→ Supplied records:
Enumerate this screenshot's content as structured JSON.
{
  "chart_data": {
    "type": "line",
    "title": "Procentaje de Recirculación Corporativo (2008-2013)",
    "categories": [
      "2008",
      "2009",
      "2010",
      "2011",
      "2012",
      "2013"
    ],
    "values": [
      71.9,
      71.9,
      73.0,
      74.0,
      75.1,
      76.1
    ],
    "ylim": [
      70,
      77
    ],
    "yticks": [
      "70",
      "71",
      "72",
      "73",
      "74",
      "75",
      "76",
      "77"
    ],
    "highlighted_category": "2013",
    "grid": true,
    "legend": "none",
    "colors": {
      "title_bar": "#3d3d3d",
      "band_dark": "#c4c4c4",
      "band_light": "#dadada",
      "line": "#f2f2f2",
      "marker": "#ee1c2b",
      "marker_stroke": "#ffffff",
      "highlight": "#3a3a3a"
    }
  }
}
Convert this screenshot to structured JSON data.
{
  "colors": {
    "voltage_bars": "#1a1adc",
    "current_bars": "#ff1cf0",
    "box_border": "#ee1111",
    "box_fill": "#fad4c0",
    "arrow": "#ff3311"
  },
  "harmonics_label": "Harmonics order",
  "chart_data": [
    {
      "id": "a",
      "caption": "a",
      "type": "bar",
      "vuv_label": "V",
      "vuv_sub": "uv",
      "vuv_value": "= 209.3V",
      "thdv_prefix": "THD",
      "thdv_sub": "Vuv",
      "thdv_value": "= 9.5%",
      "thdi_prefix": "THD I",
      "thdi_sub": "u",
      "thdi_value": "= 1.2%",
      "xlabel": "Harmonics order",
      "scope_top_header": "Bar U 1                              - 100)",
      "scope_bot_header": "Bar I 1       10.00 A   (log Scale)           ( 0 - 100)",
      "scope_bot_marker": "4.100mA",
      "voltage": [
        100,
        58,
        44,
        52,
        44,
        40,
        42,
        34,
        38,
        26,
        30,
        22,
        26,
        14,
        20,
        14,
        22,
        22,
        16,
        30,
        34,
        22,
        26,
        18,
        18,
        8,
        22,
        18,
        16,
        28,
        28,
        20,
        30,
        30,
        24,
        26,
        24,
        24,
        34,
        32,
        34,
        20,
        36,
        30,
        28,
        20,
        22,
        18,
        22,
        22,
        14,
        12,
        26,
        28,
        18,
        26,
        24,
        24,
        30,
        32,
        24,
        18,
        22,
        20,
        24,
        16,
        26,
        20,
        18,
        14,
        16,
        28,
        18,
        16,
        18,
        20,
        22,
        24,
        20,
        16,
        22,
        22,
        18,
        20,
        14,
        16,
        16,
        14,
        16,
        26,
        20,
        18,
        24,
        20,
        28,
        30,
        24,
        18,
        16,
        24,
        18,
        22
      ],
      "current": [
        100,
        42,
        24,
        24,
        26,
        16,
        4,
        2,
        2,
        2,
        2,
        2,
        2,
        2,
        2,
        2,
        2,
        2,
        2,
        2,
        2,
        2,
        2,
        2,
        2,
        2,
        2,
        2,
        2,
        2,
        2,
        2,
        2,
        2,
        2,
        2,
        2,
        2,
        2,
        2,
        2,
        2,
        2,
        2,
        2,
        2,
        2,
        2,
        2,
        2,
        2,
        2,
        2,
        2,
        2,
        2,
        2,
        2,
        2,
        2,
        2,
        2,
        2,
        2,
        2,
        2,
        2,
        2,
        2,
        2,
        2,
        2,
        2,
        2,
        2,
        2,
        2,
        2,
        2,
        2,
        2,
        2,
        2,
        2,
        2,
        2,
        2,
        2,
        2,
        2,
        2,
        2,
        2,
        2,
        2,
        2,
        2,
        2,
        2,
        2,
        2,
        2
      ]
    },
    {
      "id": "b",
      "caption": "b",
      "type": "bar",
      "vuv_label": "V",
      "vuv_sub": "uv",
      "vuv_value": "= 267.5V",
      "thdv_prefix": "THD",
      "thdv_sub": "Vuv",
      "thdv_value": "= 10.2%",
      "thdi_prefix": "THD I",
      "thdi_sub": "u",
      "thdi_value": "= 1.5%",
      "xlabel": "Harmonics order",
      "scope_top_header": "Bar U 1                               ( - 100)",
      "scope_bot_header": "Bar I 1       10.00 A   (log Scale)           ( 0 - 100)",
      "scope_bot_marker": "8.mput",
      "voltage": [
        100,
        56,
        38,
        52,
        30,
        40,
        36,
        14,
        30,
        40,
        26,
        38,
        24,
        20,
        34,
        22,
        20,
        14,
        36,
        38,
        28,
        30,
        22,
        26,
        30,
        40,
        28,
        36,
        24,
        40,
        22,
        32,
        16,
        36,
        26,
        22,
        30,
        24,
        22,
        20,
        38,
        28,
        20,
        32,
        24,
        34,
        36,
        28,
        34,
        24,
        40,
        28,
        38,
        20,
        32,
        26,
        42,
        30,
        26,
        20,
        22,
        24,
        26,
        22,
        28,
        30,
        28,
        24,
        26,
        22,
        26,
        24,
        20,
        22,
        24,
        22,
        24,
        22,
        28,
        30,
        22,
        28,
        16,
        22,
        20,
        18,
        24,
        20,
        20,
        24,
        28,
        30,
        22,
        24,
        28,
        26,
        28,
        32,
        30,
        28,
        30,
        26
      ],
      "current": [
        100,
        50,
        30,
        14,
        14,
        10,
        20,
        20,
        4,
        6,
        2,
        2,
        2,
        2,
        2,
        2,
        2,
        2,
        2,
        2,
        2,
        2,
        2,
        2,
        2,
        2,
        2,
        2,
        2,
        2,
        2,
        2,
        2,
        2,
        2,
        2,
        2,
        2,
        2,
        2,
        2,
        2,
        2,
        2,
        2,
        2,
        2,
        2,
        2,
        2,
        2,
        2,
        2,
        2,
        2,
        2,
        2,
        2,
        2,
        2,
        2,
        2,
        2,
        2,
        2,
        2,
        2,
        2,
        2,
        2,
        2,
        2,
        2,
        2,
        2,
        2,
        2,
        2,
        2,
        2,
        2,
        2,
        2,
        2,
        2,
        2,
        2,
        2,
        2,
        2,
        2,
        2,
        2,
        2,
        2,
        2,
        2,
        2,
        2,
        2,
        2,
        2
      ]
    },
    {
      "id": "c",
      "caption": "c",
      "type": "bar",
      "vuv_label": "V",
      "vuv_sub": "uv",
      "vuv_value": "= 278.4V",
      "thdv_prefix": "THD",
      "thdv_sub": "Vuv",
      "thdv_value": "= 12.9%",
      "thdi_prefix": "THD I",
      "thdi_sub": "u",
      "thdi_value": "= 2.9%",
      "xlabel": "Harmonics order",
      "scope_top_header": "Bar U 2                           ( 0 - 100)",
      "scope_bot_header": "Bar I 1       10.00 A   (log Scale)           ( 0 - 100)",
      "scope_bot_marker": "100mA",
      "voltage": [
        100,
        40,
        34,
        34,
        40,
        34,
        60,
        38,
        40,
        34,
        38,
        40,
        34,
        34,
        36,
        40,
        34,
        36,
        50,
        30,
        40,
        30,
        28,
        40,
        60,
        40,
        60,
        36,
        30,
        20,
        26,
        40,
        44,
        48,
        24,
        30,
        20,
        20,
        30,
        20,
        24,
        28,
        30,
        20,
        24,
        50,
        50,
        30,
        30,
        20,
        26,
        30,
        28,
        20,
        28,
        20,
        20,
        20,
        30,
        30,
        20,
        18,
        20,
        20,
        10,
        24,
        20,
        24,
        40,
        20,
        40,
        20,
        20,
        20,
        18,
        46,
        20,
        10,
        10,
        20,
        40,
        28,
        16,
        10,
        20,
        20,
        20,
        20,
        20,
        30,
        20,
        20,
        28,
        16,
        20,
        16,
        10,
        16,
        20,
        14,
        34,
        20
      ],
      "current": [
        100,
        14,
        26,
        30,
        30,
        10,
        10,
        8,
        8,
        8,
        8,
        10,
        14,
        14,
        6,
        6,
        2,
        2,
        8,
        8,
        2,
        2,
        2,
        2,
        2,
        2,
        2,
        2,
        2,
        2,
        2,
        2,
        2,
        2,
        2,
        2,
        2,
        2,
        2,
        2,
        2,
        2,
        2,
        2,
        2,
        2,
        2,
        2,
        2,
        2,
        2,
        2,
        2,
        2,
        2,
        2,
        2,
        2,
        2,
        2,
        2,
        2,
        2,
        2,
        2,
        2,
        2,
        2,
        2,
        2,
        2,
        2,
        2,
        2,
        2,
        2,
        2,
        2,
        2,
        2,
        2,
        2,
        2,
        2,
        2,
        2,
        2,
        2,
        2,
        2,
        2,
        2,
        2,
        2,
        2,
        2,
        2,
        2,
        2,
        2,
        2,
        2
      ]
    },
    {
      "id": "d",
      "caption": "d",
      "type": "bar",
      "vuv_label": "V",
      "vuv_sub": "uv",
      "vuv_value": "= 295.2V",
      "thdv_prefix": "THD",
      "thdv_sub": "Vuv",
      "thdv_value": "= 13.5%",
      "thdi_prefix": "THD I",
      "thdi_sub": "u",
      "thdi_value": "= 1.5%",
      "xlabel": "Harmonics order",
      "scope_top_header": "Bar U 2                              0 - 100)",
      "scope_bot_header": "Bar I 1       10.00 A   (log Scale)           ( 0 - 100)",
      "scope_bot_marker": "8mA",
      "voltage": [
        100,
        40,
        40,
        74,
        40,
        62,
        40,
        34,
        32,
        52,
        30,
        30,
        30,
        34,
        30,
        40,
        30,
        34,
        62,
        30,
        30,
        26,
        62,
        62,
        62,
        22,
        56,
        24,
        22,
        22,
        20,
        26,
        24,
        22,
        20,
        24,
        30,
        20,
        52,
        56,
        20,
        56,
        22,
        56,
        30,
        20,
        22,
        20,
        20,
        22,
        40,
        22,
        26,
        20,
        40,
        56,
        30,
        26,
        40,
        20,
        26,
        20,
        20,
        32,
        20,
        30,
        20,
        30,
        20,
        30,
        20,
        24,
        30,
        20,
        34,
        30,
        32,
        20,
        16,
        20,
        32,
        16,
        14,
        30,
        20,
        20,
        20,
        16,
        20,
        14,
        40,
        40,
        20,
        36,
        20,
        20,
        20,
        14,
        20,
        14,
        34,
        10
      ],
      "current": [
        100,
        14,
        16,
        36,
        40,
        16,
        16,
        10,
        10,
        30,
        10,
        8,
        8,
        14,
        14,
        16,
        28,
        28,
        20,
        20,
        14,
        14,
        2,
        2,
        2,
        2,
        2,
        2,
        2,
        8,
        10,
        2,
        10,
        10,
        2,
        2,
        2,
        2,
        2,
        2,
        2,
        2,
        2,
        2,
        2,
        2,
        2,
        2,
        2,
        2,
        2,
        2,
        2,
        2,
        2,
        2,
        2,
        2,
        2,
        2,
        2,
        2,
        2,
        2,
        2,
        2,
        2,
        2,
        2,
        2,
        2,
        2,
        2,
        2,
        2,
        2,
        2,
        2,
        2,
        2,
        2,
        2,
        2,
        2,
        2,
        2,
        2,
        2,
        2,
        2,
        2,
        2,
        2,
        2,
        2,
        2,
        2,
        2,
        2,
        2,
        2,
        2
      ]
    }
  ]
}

→ Aim of the task:
Select and copy each line from the data that includes the word "caption".

→ Problem solution:
      "caption": "a",
      "caption": "b",
      "caption": "c",
      "caption": "d",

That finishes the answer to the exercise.